[Request]:
Find each line containing the string "Wedekind". Copy it.

[Materials provided]:
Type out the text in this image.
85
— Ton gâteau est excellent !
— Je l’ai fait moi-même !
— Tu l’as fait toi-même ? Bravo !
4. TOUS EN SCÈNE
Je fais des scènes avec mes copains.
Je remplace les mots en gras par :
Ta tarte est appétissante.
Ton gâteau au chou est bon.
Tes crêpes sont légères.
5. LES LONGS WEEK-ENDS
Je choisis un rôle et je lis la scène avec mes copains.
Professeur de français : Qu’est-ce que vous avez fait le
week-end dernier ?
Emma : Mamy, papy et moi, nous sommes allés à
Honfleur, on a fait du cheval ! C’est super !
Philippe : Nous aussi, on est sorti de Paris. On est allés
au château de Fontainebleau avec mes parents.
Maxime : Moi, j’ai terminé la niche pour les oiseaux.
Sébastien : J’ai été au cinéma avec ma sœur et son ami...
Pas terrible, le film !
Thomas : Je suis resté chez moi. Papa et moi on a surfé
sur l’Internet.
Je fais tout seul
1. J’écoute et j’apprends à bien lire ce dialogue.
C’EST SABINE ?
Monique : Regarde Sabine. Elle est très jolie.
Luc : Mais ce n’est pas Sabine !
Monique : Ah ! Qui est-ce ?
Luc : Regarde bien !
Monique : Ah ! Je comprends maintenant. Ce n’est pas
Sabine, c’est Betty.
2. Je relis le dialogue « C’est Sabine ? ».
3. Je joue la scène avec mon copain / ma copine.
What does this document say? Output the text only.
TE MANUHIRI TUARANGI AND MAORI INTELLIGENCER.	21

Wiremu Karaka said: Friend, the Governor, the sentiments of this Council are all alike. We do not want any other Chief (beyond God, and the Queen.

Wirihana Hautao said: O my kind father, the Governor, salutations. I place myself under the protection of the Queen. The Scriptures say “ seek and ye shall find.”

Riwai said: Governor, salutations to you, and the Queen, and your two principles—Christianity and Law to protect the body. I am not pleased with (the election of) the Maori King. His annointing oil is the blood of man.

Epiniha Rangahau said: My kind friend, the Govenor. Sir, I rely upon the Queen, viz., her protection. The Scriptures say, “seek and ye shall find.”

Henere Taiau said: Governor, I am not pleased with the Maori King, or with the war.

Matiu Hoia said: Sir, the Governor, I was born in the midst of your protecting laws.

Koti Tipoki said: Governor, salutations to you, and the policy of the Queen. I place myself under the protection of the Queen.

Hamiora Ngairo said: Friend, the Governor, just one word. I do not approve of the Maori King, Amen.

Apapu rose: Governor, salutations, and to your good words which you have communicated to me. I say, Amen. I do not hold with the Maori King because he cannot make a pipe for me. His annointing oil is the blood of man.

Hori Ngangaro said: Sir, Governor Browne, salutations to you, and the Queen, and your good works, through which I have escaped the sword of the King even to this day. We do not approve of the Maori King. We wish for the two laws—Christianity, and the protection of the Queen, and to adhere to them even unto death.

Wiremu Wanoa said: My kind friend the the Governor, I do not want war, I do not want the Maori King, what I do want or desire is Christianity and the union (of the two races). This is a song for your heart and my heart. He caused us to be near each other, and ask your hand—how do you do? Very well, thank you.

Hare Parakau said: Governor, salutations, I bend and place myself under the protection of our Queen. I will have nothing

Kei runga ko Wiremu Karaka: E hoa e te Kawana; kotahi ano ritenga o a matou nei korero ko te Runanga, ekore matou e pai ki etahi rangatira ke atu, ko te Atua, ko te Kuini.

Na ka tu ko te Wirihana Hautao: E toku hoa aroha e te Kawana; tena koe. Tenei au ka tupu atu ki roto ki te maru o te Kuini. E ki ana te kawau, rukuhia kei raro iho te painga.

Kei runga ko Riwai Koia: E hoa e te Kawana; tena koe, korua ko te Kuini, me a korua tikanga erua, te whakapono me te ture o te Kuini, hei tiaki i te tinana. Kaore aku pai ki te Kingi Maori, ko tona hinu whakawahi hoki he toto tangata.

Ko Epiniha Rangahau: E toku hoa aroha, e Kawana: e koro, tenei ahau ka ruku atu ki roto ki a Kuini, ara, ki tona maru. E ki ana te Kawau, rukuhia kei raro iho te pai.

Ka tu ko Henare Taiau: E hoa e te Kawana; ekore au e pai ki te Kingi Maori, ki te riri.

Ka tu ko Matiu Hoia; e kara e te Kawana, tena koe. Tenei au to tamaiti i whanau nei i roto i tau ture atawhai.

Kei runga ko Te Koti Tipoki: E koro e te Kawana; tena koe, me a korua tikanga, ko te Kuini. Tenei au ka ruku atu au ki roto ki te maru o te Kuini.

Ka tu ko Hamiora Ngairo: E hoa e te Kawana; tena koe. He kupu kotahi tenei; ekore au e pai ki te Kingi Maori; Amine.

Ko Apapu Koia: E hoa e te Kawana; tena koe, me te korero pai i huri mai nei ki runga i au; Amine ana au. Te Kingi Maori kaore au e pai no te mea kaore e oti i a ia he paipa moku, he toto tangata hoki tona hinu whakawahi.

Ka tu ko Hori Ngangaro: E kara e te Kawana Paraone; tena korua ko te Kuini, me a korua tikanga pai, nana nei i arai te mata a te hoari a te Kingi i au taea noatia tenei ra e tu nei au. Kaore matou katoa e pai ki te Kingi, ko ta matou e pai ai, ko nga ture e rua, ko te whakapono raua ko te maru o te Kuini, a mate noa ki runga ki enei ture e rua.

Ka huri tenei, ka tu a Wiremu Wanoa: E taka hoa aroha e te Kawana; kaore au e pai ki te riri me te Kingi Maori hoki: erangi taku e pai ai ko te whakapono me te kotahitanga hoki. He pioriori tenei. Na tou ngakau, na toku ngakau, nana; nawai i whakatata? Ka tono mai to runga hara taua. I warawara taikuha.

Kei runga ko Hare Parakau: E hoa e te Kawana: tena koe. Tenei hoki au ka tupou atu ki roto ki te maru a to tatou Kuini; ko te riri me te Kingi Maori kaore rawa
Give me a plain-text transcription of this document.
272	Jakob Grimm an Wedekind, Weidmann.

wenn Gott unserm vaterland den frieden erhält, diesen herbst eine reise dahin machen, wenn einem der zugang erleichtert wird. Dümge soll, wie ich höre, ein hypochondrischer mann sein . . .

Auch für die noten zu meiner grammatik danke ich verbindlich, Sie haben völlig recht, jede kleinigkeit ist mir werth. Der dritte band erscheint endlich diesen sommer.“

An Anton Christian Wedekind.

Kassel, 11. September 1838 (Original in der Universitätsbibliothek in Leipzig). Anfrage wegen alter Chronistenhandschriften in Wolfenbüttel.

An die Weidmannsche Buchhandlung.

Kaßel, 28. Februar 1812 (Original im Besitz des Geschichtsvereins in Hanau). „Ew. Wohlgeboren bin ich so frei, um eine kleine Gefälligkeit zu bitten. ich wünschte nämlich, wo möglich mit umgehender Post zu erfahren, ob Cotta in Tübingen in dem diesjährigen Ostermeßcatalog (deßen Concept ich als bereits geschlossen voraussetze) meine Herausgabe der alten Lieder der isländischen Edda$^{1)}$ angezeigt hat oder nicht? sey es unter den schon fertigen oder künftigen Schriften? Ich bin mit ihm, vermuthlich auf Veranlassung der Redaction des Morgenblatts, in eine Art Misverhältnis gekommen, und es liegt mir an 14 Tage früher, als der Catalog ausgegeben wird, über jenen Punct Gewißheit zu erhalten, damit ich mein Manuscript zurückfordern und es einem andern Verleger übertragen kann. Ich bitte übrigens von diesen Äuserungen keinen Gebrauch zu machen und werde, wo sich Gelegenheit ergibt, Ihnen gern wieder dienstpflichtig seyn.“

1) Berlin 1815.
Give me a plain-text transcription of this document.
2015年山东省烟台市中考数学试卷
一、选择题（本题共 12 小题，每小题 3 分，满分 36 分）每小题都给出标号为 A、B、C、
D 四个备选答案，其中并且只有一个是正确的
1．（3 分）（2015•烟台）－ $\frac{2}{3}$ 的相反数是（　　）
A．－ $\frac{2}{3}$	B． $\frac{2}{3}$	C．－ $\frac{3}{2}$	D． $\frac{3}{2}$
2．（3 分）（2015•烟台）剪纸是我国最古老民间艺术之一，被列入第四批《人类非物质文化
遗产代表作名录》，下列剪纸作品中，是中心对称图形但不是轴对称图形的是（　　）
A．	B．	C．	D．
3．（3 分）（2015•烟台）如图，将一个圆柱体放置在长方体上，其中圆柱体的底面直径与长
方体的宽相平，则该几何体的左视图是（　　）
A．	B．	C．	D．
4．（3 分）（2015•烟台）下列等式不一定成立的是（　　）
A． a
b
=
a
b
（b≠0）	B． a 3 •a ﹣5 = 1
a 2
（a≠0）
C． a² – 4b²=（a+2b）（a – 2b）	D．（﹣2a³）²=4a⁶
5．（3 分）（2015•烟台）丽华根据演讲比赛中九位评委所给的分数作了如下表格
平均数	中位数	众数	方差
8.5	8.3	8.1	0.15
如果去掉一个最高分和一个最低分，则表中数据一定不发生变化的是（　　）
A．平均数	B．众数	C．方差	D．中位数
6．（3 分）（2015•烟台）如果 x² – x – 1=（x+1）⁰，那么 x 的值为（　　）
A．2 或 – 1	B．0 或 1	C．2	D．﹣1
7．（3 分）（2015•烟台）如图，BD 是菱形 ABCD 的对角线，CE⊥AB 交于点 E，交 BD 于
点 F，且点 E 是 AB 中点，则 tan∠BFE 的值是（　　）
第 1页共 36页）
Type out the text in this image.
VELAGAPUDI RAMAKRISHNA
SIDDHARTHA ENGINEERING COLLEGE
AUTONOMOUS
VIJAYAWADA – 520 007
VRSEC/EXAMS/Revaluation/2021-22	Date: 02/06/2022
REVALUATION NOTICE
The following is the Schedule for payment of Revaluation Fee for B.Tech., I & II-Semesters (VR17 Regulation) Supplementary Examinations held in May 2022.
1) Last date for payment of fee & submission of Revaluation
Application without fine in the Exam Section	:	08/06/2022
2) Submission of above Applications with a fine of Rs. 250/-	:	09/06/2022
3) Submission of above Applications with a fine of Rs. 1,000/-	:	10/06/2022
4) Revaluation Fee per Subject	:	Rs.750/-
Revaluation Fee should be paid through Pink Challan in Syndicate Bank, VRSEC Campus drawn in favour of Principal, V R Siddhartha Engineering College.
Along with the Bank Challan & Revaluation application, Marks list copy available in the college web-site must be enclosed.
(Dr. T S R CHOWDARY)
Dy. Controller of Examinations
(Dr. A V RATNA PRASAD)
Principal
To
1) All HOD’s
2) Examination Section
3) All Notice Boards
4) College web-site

[Reply to the task]:
272	Jakob Grimm an Wedekind, Weidmann.
An Anton Christian Wedekind.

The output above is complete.